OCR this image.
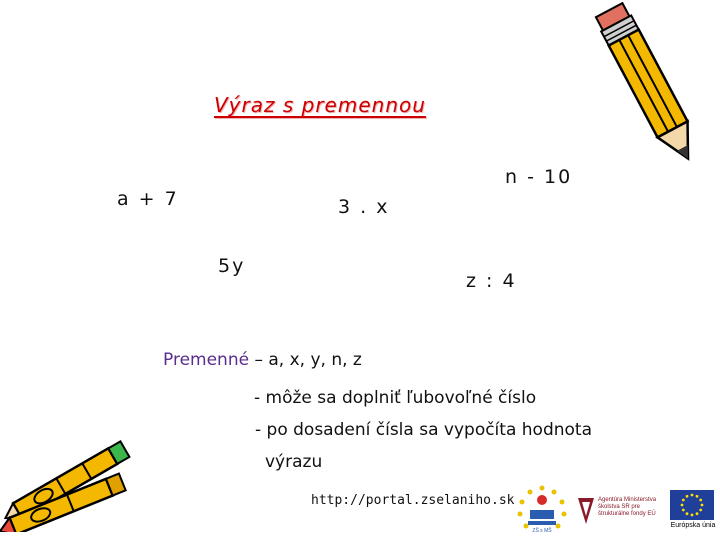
Výraz s premennou
a + 7	3 . x
n - 10
5y
z : 4
Premenné – a, x, y, n, z
- môže sa doplniť ľubovoľné číslo
- po dosadení čísla sa vypočíta hodnota
výrazu
http://portal.zselaniho.sk
ZŠ s MŠ
Agentúra Ministerstva školstva SR pre štrukturálne fondy EÚ
Európska únia
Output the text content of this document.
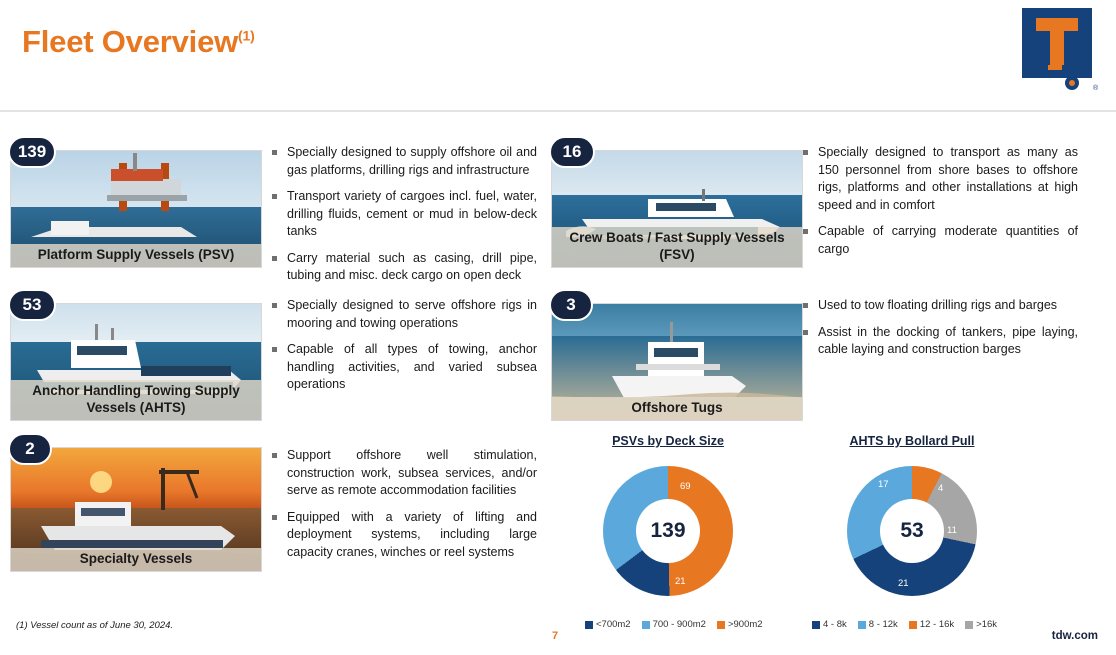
Fleet Overview$^{(1)}$
®
Platform Supply Vessels (PSV)
139	Specially designed to supply offshore oil and gas platforms, drilling rigs and infrastructure
Transport variety of cargoes incl. fuel, water, drilling fluids, cement or mud in below-deck tanks
Carry material such as casing, drill pipe, tubing and misc. deck cargo on open deck
Crew Boats / Fast Supply Vessels (FSV)
16	Specially designed to transport as many as 150 personnel from shore bases to offshore rigs, platforms and other installations at high speed and in comfort
Capable of carrying moderate quantities of cargo
Anchor Handling Towing Supply Vessels (AHTS)
53	Specially designed to serve offshore rigs in mooring and towing operations
Capable of all types of towing, anchor handling activities, and varied subsea operations
Offshore Tugs
3	Used to tow floating drilling rigs and barges
Assist in the docking of tankers, pipe laying, cable laying and construction barges
Specialty Vessels
2	Support offshore well stimulation, construction work, subsea services, and/or serve as remote accommodation facilities
Equipped with a variety of lifting and deployment systems, including large capacity cranes, winches or reel systems
PSVs by Deck Size
139
69
21
49
<700m2 700 - 900m2 >900m2
AHTS by Bollard Pull
53
4
11
21
17
4 - 8k 8 - 12k 12 - 16k >16k
(1) Vessel count as of June 30, 2024.
7	tdw.com
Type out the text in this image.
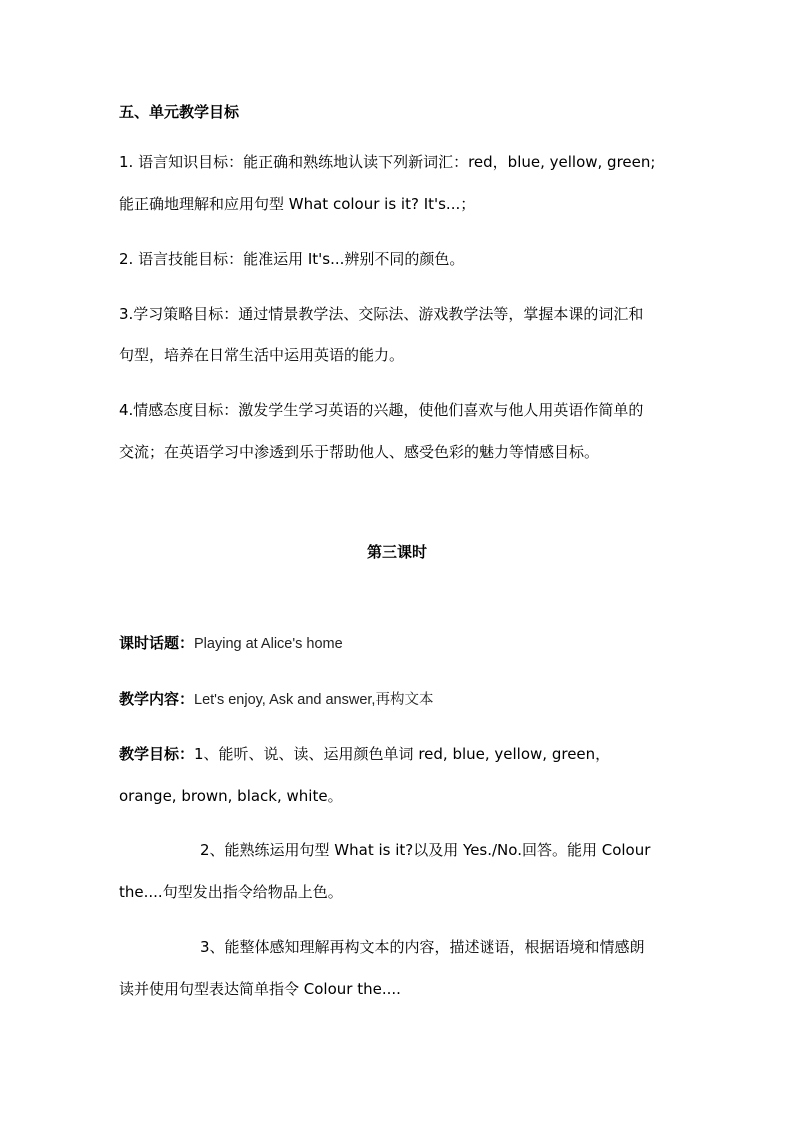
五、单元教学目标
1. 语言知识目标：能正确和熟练地认读下列新词汇：red，blue, yellow, green;
能正确地理解和应用句型 What colour is it? It's...；
2. 语言技能目标：能准运用 It's...辨别不同的颜色。
3.学习策略目标：通过情景教学法、交际法、游戏教学法等，掌握本课的词汇和
句型，培养在日常生活中运用英语的能力。
4.情感态度目标：激发学生学习英语的兴趣，使他们喜欢与他人用英语作简单的
交流；在英语学习中渗透到乐于帮助他人、感受色彩的魅力等情感目标。
第三课时
课时话题：Playing at Alice's home
教学内容：Let's enjoy, Ask and answer,再构文本
教学目标：1、能听、说、读、运用颜色单词 red, blue, yellow, green，
orange, brown, black, white。
2、能熟练运用句型 What is it?以及用 Yes./No.回答。能用 Colour
the....句型发出指令给物品上色。
3、能整体感知理解再构文本的内容，描述谜语，根据语境和情感朗
读并使用句型表达简单指令 Colour the....
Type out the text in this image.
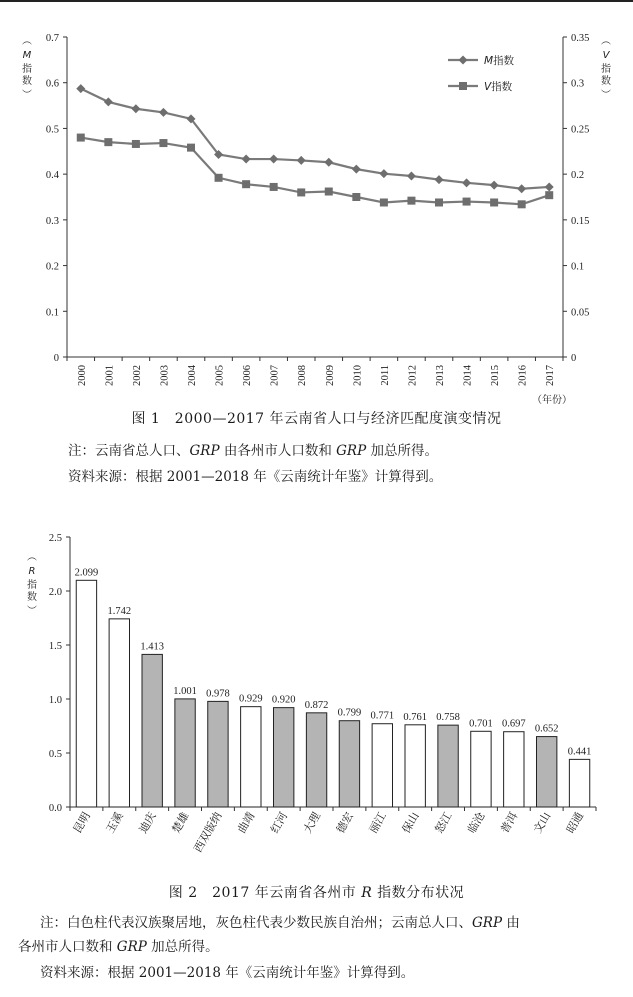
0
0.1
0.2
0.3
0.4
0.5
0.6
0.7
0
0.05
0.1
0.15
0.2
0.25
0.3
0.35
2000 2001 2002 2003 2004 2005 2006 2007 2008 2009 2010 2011 2012 2013 2014 2015 2016 2017
M指数
V指数
︵
M
指
数
︶
︵
V
指
数
︶
（年份）
图 1　2000—2017 年云南省人口与经济匹配度演变情况
注：云南省总人口、GRP 由各州市人口数和 GRP 加总所得。
资料来源：根据 2001—2018 年《云南统计年鉴》计算得到。
0.0
0.5
1.0
1.5
2.0
2.5
2.099
昆明
1.742
玉溪
1.413
迪庆
1.001
楚雄
0.978
西双版纳
0.929
曲靖
0.920
红河
0.872
大理
0.799
德宏
0.771
丽江
0.761
保山
0.758
怒江
0.701
临沧
0.697
普洱
0.652
文山
0.441
昭通
︵
R
指
数
︶
图 2　2017 年云南省各州市 R 指数分布状况
注：白色柱代表汉族聚居地，灰色柱代表少数民族自治州；云南总人口、GRP 由
各州市人口数和 GRP 加总所得。
资料来源：根据 2001—2018 年《云南统计年鉴》计算得到。
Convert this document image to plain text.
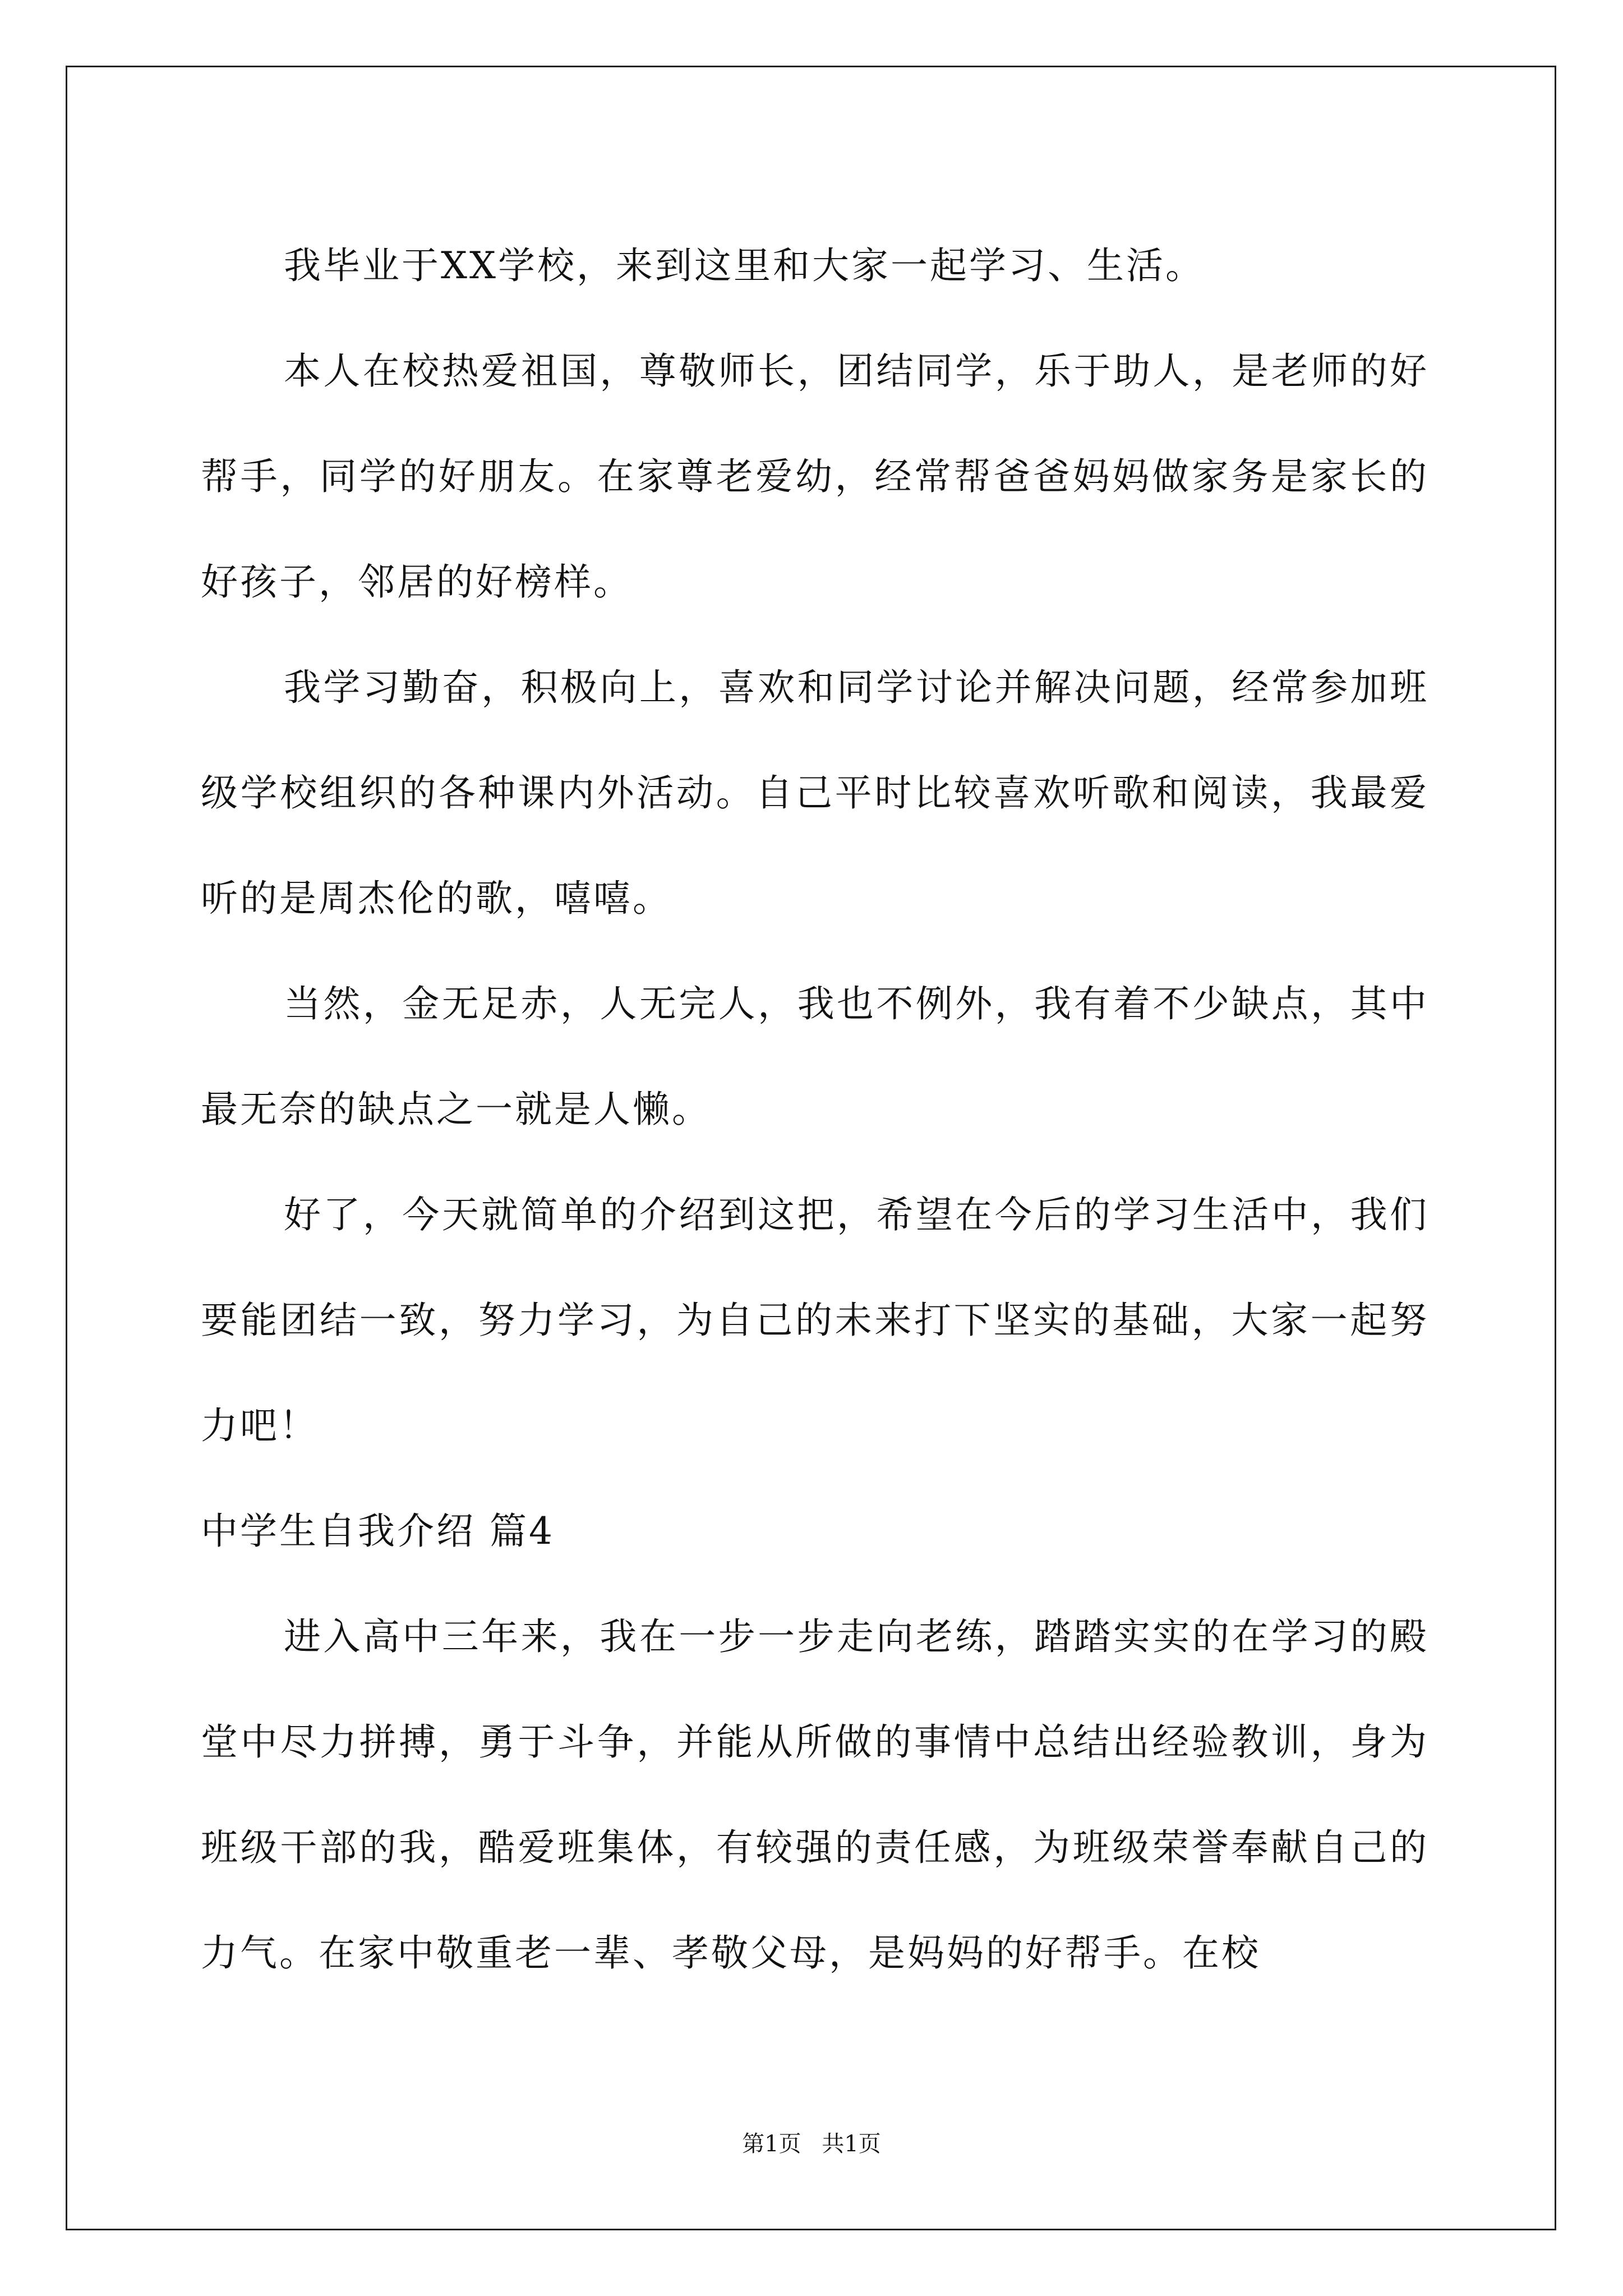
我毕业于XX学校，来到这里和大家一起学习、生活。

本人在校热爱祖国，尊敬师长，团结同学，乐于助人，是老师的好帮手，同学的好朋友。在家尊老爱幼，经常帮爸爸妈妈做家务是家长的好孩子，邻居的好榜样。

我学习勤奋，积极向上，喜欢和同学讨论并解决问题，经常参加班级学校组织的各种课内外活动。自己平时比较喜欢听歌和阅读，我最爱听的是周杰伦的歌，嘻嘻。

当然，金无足赤，人无完人，我也不例外，我有着不少缺点，其中最无奈的缺点之一就是人懒。

好了，今天就简单的介绍到这把，希望在今后的学习生活中，我们要能团结一致，努力学习，为自己的未来打下坚实的基础，大家一起努力吧！

中学生自我介绍 篇4

进入高中三年来，我在一步一步走向老练，踏踏实实的在学习的殿堂中尽力拼搏，勇于斗争，并能从所做的事情中总结出经验教训，身为班级干部的我，酷爱班集体，有较强的责任感，为班级荣誉奉献自己的力气。在家中敬重老一辈、孝敬父母，是妈妈的好帮手。在校

第1页 共1页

* WHAT IS NEEDED
Reproduce the whole listing exactly, but not the images in it.

* FINISHED EXERCISE
OCR this image.
Výraz s premennou
a + 7	3 . x
n - 10
5y
z : 4
Premenné – a, x, y, n, z
- môže sa doplniť ľubovoľné číslo
- po dosadení čísla sa vypočíta hodnota
výrazu
http://portal.zselaniho.sk
ZŠ s MŠ
Agentúra Ministerstva školstva SR pre štrukturálne fondy EÚ
Európska únia
Output the text content of this document.
Fleet Overview$^{(1)}$
®
Platform Supply Vessels (PSV)
139	Specially designed to supply offshore oil and gas platforms, drilling rigs and infrastructure
Transport variety of cargoes incl. fuel, water, drilling fluids, cement or mud in below-deck tanks
Carry material such as casing, drill pipe, tubing and misc. deck cargo on open deck
Crew Boats / Fast Supply Vessels (FSV)
16	Specially designed to transport as many as 150 personnel from shore bases to offshore rigs, platforms and other installations at high speed and in comfort
Capable of carrying moderate quantities of cargo
Anchor Handling Towing Supply Vessels (AHTS)
53	Specially designed to serve offshore rigs in mooring and towing operations
Capable of all types of towing, anchor handling activities, and varied subsea operations
Offshore Tugs
3	Used to tow floating drilling rigs and barges
Assist in the docking of tankers, pipe laying, cable laying and construction barges
Specialty Vessels
2	Support offshore well stimulation, construction work, subsea services, and/or serve as remote accommodation facilities
Equipped with a variety of lifting and deployment systems, including large capacity cranes, winches or reel systems
PSVs by Deck Size
139
69
21
49
<700m2 700 - 900m2 >900m2
AHTS by Bollard Pull
53
4
11
21
17
4 - 8k 8 - 12k 12 - 16k >16k
(1) Vessel count as of June 30, 2024.
7	tdw.com
Type out the text in this image.
五、单元教学目标
1. 语言知识目标：能正确和熟练地认读下列新词汇：red，blue, yellow, green;
能正确地理解和应用句型 What colour is it? It's...；
2. 语言技能目标：能准运用 It's...辨别不同的颜色。
3.学习策略目标：通过情景教学法、交际法、游戏教学法等，掌握本课的词汇和
句型，培养在日常生活中运用英语的能力。
4.情感态度目标：激发学生学习英语的兴趣，使他们喜欢与他人用英语作简单的
交流；在英语学习中渗透到乐于帮助他人、感受色彩的魅力等情感目标。
第三课时
课时话题：Playing at Alice's home
教学内容：Let's enjoy, Ask and answer,再构文本
教学目标：1、能听、说、读、运用颜色单词 red, blue, yellow, green，
orange, brown, black, white。
2、能熟练运用句型 What is it?以及用 Yes./No.回答。能用 Colour
the....句型发出指令给物品上色。
3、能整体感知理解再构文本的内容，描述谜语，根据语境和情感朗
读并使用句型表达简单指令 Colour the....
Type out the text in this image.
0
0.1
0.2
0.3
0.4
0.5
0.6
0.7
0
0.05
0.1
0.15
0.2
0.25
0.3
0.35
2000 2001 2002 2003 2004 2005 2006 2007 2008 2009 2010 2011 2012 2013 2014 2015 2016 2017
M指数
V指数
︵
M
指
数
︶
︵
V
指
数
︶
（年份）
图 1　2000—2017 年云南省人口与经济匹配度演变情况
注：云南省总人口、GRP 由各州市人口数和 GRP 加总所得。
资料来源：根据 2001—2018 年《云南统计年鉴》计算得到。
0.0
0.5
1.0
1.5
2.0
2.5
2.099
昆明
1.742
玉溪
1.413
迪庆
1.001
楚雄
0.978
西双版纳
0.929
曲靖
0.920
红河
0.872
大理
0.799
德宏
0.771
丽江
0.761
保山
0.758
怒江
0.701
临沧
0.697
普洱
0.652
文山
0.441
昭通
︵
R
指
数
︶
图 2　2017 年云南省各州市 R 指数分布状况
注：白色柱代表汉族聚居地，灰色柱代表少数民族自治州；云南总人口、GRP 由
各州市人口数和 GRP 加总所得。
资料来源：根据 2001—2018 年《云南统计年鉴》计算得到。
Convert this document image to plain text.
我毕业于XX学校，来到这里和大家一起学习、生活。

本人在校热爱祖国，尊敬师长，团结同学，乐于助人，是老师的好帮手，同学的好朋友。在家尊老爱幼，经常帮爸爸妈妈做家务是家长的好孩子，邻居的好榜样。

我学习勤奋，积极向上，喜欢和同学讨论并解决问题，经常参加班级学校组织的各种课内外活动。自己平时比较喜欢听歌和阅读，我最爱听的是周杰伦的歌，嘻嘻。

当然，金无足赤，人无完人，我也不例外，我有着不少缺点，其中最无奈的缺点之一就是人懒。

好了，今天就简单的介绍到这把，希望在今后的学习生活中，我们要能团结一致，努力学习，为自己的未来打下坚实的基础，大家一起努力吧！

中学生自我介绍 篇4

进入高中三年来，我在一步一步走向老练，踏踏实实的在学习的殿堂中尽力拼搏，勇于斗争，并能从所做的事情中总结出经验教训，身为班级干部的我，酷爱班集体，有较强的责任感，为班级荣誉奉献自己的力气。在家中敬重老一辈、孝敬父母，是妈妈的好帮手。在校

第1页 共1页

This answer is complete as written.